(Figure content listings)
────

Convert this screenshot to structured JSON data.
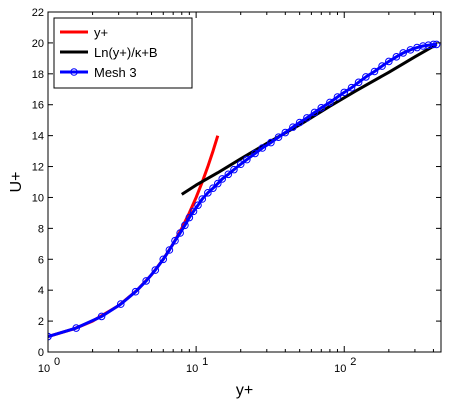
{
  "chart_data": {
    "type": "line",
    "xscale": "log",
    "xlim": [
      1,
      450
    ],
    "ylim": [
      0,
      22
    ],
    "xlabel": "y+",
    "ylabel": "U+",
    "grid": false,
    "legend_position": "top-left",
    "x_ticks": [
      {
        "value": 1,
        "base": "10",
        "exp": "0"
      },
      {
        "value": 10,
        "base": "10",
        "exp": "1"
      },
      {
        "value": 100,
        "base": "10",
        "exp": "2"
      }
    ],
    "y_ticks": [
      0,
      2,
      4,
      6,
      8,
      10,
      12,
      14,
      16,
      18,
      20,
      22
    ],
    "series": [
      {
        "name": "y+",
        "color": "#ff0000",
        "style": "line",
        "x": [
          1,
          1.5,
          2,
          3,
          4,
          5,
          6,
          7,
          8,
          9,
          10,
          11,
          12,
          13,
          14
        ],
        "y": [
          1,
          1.5,
          2,
          3,
          4,
          5,
          6,
          7,
          8,
          9,
          10,
          11,
          12,
          13,
          14
        ]
      },
      {
        "name": "Ln(y+)/κ+B",
        "color": "#000000",
        "style": "line",
        "x": [
          8,
          10,
          14,
          20,
          30,
          50,
          80,
          120,
          200,
          300,
          420
        ],
        "y": [
          10.2,
          10.8,
          11.6,
          12.5,
          13.5,
          14.7,
          15.9,
          16.9,
          18.1,
          19.1,
          19.9
        ]
      },
      {
        "name": "Mesh 3",
        "color": "#0000ff",
        "style": "line-circle",
        "x": [
          1,
          1.55,
          2.3,
          3.1,
          3.9,
          4.6,
          5.3,
          6.0,
          6.6,
          7.2,
          7.8,
          8.4,
          9.0,
          9.6,
          10.3,
          11,
          12,
          13,
          14,
          15,
          16.5,
          18,
          20,
          22,
          25,
          28,
          32,
          36,
          40,
          45,
          50,
          56,
          63,
          70,
          80,
          90,
          100,
          112,
          125,
          140,
          160,
          180,
          200,
          225,
          250,
          280,
          310,
          340,
          370,
          400,
          420
        ],
        "y": [
          1.0,
          1.55,
          2.3,
          3.1,
          3.9,
          4.6,
          5.3,
          6.0,
          6.6,
          7.2,
          7.7,
          8.2,
          8.7,
          9.1,
          9.5,
          9.9,
          10.3,
          10.6,
          10.9,
          11.2,
          11.5,
          11.8,
          12.15,
          12.45,
          12.85,
          13.2,
          13.55,
          13.9,
          14.2,
          14.55,
          14.85,
          15.15,
          15.5,
          15.8,
          16.15,
          16.5,
          16.8,
          17.1,
          17.45,
          17.8,
          18.15,
          18.5,
          18.8,
          19.1,
          19.35,
          19.55,
          19.7,
          19.8,
          19.85,
          19.9,
          19.9
        ]
      }
    ]
  }
}
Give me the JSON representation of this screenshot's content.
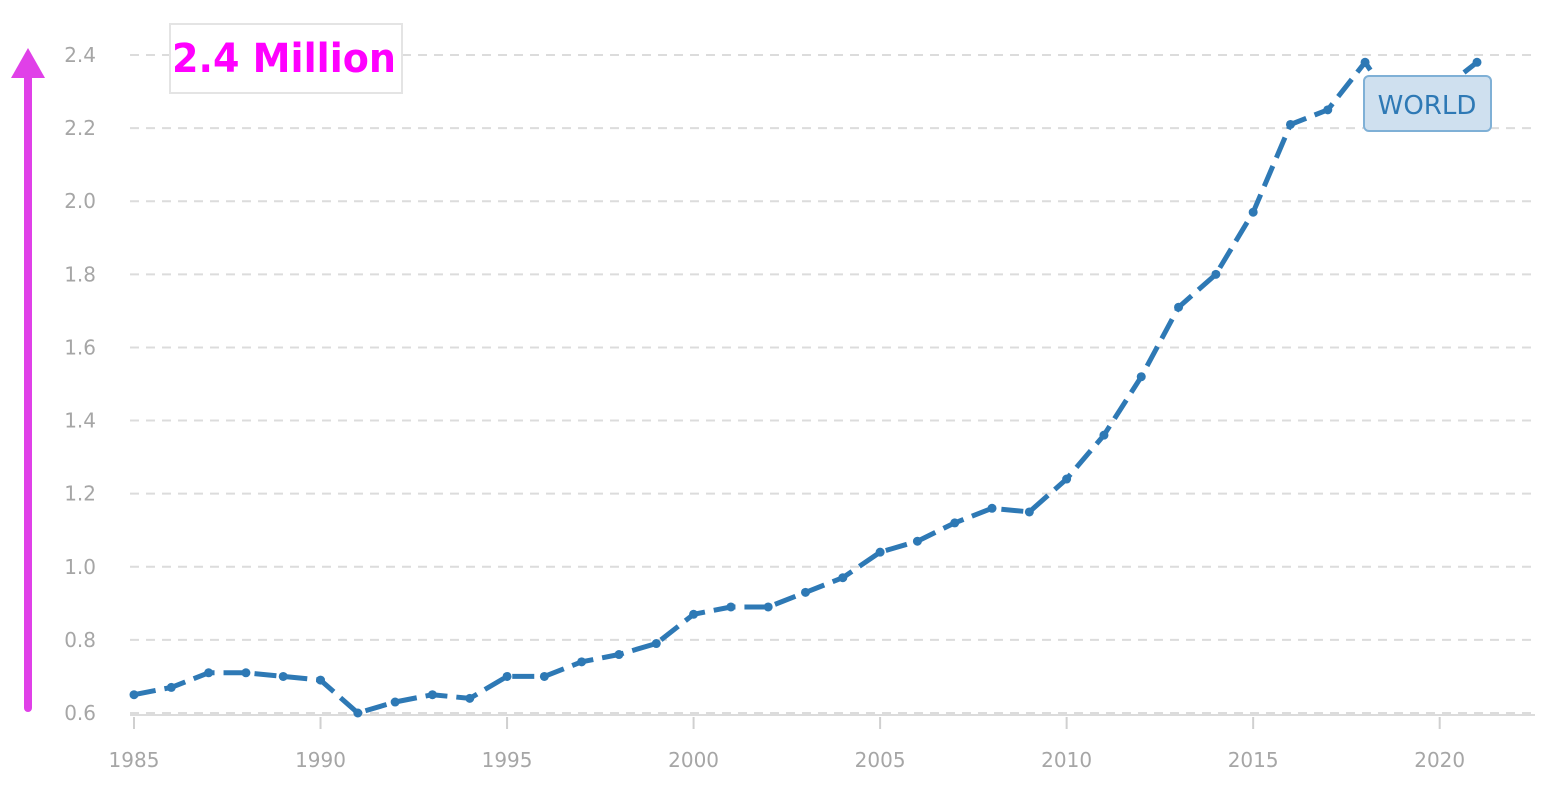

────

*Task to complete*
Each line above that holds the string "color" should be copied and shown.

*Solution*
        "color": "#ff0000",
        "color": "#000000",
        "color": "#0000ff",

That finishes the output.